### DATASET RECORDS
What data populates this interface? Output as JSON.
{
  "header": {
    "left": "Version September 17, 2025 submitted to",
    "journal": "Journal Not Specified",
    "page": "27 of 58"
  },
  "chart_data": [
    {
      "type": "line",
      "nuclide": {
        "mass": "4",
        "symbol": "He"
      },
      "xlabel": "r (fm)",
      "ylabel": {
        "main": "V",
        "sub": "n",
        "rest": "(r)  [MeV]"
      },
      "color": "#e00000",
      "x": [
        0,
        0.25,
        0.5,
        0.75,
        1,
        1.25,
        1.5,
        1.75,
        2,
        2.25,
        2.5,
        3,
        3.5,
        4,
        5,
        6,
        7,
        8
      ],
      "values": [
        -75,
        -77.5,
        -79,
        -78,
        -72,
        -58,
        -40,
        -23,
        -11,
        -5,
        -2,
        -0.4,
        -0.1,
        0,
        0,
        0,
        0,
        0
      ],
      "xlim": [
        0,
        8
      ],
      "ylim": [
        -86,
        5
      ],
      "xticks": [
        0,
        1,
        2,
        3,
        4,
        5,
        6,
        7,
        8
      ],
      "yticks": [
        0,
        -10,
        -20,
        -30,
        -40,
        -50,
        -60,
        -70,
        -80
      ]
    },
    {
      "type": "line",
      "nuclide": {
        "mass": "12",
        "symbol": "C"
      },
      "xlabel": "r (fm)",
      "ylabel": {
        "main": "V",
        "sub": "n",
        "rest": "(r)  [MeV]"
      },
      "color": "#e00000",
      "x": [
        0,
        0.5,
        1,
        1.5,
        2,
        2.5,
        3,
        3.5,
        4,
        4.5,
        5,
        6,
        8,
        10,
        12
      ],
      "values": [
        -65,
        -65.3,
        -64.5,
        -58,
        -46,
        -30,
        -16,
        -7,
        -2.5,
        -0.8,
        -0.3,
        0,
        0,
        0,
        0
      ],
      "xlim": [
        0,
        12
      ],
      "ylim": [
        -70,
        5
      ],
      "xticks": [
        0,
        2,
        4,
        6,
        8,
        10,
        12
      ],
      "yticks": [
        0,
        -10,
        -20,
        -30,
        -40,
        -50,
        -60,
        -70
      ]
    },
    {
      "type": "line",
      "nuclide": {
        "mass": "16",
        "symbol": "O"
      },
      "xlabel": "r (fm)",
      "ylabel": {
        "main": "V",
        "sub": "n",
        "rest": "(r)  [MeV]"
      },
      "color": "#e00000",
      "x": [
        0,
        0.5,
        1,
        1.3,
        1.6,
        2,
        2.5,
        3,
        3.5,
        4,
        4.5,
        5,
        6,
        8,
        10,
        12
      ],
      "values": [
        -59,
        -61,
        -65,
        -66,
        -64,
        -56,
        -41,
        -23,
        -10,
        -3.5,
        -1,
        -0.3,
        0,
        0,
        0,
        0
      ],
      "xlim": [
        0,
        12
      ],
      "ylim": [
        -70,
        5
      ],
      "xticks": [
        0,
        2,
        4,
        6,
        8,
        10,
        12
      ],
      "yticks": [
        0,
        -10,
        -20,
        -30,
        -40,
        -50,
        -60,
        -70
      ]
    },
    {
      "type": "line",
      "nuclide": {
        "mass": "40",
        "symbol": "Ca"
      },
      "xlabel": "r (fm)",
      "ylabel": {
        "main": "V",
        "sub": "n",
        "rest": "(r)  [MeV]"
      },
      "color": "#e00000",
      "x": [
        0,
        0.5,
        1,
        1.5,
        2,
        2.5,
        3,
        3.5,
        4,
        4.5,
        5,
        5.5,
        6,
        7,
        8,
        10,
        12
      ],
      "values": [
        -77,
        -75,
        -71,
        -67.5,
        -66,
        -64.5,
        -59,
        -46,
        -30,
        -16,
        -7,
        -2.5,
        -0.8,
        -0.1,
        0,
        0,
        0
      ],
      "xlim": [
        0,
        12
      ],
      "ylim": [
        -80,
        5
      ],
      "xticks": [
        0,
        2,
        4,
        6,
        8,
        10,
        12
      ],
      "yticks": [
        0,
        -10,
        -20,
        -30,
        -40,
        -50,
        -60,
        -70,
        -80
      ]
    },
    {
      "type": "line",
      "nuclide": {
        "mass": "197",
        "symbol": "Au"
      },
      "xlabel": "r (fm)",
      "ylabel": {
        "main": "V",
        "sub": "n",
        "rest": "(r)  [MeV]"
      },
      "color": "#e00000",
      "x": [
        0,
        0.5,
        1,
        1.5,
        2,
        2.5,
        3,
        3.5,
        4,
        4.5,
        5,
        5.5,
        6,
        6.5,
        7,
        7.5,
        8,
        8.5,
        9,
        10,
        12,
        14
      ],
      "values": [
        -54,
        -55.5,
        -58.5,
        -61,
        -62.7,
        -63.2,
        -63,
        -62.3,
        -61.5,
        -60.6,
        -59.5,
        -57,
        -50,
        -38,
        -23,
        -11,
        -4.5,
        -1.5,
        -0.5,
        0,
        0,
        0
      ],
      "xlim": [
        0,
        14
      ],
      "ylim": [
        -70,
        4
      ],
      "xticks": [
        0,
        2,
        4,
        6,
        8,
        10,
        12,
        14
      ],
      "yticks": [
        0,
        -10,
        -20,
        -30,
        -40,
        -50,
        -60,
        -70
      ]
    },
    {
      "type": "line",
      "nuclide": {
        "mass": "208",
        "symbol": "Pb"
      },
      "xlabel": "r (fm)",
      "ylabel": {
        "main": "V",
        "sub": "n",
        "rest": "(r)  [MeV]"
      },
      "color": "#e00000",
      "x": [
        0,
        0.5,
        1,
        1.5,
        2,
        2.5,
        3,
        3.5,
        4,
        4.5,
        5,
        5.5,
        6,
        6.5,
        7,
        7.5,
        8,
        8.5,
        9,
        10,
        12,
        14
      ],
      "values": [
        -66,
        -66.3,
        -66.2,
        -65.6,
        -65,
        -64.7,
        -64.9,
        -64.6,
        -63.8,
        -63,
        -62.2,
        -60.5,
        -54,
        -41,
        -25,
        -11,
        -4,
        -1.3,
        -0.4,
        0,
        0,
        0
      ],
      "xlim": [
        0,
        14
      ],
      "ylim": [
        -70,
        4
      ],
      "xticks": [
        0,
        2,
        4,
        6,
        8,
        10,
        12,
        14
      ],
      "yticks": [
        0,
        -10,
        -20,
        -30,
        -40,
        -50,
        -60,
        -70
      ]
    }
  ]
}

### THE EXERCISE
What do the records say? Quote them all exactly.

### TASK SOLUTION
What data populates this interface? Output as JSON.
{
  "header": {
    "left": "Version September 17, 2025 submitted to",
    "journal": "Journal Not Specified",
    "page": "27 of 58"
  },
  "chart_data": [
    {
      "type": "line",
      "nuclide": {
        "mass": "4",
        "symbol": "He"
      },
      "xlabel": "r (fm)",
      "ylabel": {
        "main": "V",
        "sub": "n",
        "rest": "(r)  [MeV]"
      },
      "color": "#e00000",
      "x": [
        0,
        0.25,
        0.5,
        0.75,
        1,
        1.25,
        1.5,
        1.75,
        2,
        2.25,
        2.5,
        3,
        3.5,
        4,
        5,
        6,
        7,
        8
      ],
      "values": [
        -75,
        -77.5,
        -79,
        -78,
        -72,
        -58,
        -40,
        -23,
        -11,
        -5,
        -2,
        -0.4,
        -0.1,
        0,
        0,
        0,
        0,
        0
      ],
      "xlim": [
        0,
        8
      ],
      "ylim": [
        -86,
        5
      ],
      "xticks": [
        0,
        1,
        2,
        3,
        4,
        5,
        6,
        7,
        8
      ],
      "yticks": [
        0,
        -10,
        -20,
        -30,
        -40,
        -50,
        -60,
        -70,
        -80
      ]
    },
    {
      "type": "line",
      "nuclide": {
        "mass": "12",
        "symbol": "C"
      },
      "xlabel": "r (fm)",
      "ylabel": {
        "main": "V",
        "sub": "n",
        "rest": "(r)  [MeV]"
      },
      "color": "#e00000",
      "x": [
        0,
        0.5,
        1,
        1.5,
        2,
        2.5,
        3,
        3.5,
        4,
        4.5,
        5,
        6,
        8,
        10,
        12
      ],
      "values": [
        -65,
        -65.3,
        -64.5,
        -58,
        -46,
        -30,
        -16,
        -7,
        -2.5,
        -0.8,
        -0.3,
        0,
        0,
        0,
        0
      ],
      "xlim": [
        0,
        12
      ],
      "ylim": [
        -70,
        5
      ],
      "xticks": [
        0,
        2,
        4,
        6,
        8,
        10,
        12
      ],
      "yticks": [
        0,
        -10,
        -20,
        -30,
        -40,
        -50,
        -60,
        -70
      ]
    },
    {
      "type": "line",
      "nuclide": {
        "mass": "16",
        "symbol": "O"
      },
      "xlabel": "r (fm)",
      "ylabel": {
        "main": "V",
        "sub": "n",
        "rest": "(r)  [MeV]"
      },
      "color": "#e00000",
      "x": [
        0,
        0.5,
        1,
        1.3,
        1.6,
        2,
        2.5,
        3,
        3.5,
        4,
        4.5,
        5,
        6,
        8,
        10,
        12
      ],
      "values": [
        -59,
        -61,
        -65,
        -66,
        -64,
        -56,
        -41,
        -23,
        -10,
        -3.5,
        -1,
        -0.3,
        0,
        0,
        0,
        0
      ],
      "xlim": [
        0,
        12
      ],
      "ylim": [
        -70,
        5
      ],
      "xticks": [
        0,
        2,
        4,
        6,
        8,
        10,
        12
      ],
      "yticks": [
        0,
        -10,
        -20,
        -30,
        -40,
        -50,
        -60,
        -70
      ]
    },
    {
      "type": "line",
      "nuclide": {
        "mass": "40",
        "symbol": "Ca"
      },
      "xlabel": "r (fm)",
      "ylabel": {
        "main": "V",
        "sub": "n",
        "rest": "(r)  [MeV]"
      },
      "color": "#e00000",
      "x": [
        0,
        0.5,
        1,
        1.5,
        2,
        2.5,
        3,
        3.5,
        4,
        4.5,
        5,
        5.5,
        6,
        7,
        8,
        10,
        12
      ],
      "values": [
        -77,
        -75,
        -71,
        -67.5,
        -66,
        -64.5,
        -59,
        -46,
        -30,
        -16,
        -7,
        -2.5,
        -0.8,
        -0.1,
        0,
        0,
        0
      ],
      "xlim": [
        0,
        12
      ],
      "ylim": [
        -80,
        5
      ],
      "xticks": [
        0,
        2,
        4,
        6,
        8,
        10,
        12
      ],
      "yticks": [
        0,
        -10,
        -20,
        -30,
        -40,
        -50,
        -60,
        -70,
        -80
      ]
    },
    {
      "type": "line",
      "nuclide": {
        "mass": "197",
        "symbol": "Au"
      },
      "xlabel": "r (fm)",
      "ylabel": {
        "main": "V",
        "sub": "n",
        "rest": "(r)  [MeV]"
      },
      "color": "#e00000",
      "x": [
        0,
        0.5,
        1,
        1.5,
        2,
        2.5,
        3,
        3.5,
        4,
        4.5,
        5,
        5.5,
        6,
        6.5,
        7,
        7.5,
        8,
        8.5,
        9,
        10,
        12,
        14
      ],
      "values": [
        -54,
        -55.5,
        -58.5,
        -61,
        -62.7,
        -63.2,
        -63,
        -62.3,
        -61.5,
        -60.6,
        -59.5,
        -57,
        -50,
        -38,
        -23,
        -11,
        -4.5,
        -1.5,
        -0.5,
        0,
        0,
        0
      ],
      "xlim": [
        0,
        14
      ],
      "ylim": [
        -70,
        4
      ],
      "xticks": [
        0,
        2,
        4,
        6,
        8,
        10,
        12,
        14
      ],
      "yticks": [
        0,
        -10,
        -20,
        -30,
        -40,
        -50,
        -60,
        -70
      ]
    },
    {
      "type": "line",
      "nuclide": {
        "mass": "208",
        "symbol": "Pb"
      },
      "xlabel": "r (fm)",
      "ylabel": {
        "main": "V",
        "sub": "n",
        "rest": "(r)  [MeV]"
      },
      "color": "#e00000",
      "x": [
        0,
        0.5,
        1,
        1.5,
        2,
        2.5,
        3,
        3.5,
        4,
        4.5,
        5,
        5.5,
        6,
        6.5,
        7,
        7.5,
        8,
        8.5,
        9,
        10,
        12,
        14
      ],
      "values": [
        -66,
        -66.3,
        -66.2,
        -65.6,
        -65,
        -64.7,
        -64.9,
        -64.6,
        -63.8,
        -63,
        -62.2,
        -60.5,
        -54,
        -41,
        -25,
        -11,
        -4,
        -1.3,
        -0.4,
        0,
        0,
        0
      ],
      "xlim": [
        0,
        14
      ],
      "ylim": [
        -70,
        4
      ],
      "xticks": [
        0,
        2,
        4,
        6,
        8,
        10,
        12,
        14
      ],
      "yticks": [
        0,
        -10,
        -20,
        -30,
        -40,
        -50,
        -60,
        -70
      ]
    }
  ]
}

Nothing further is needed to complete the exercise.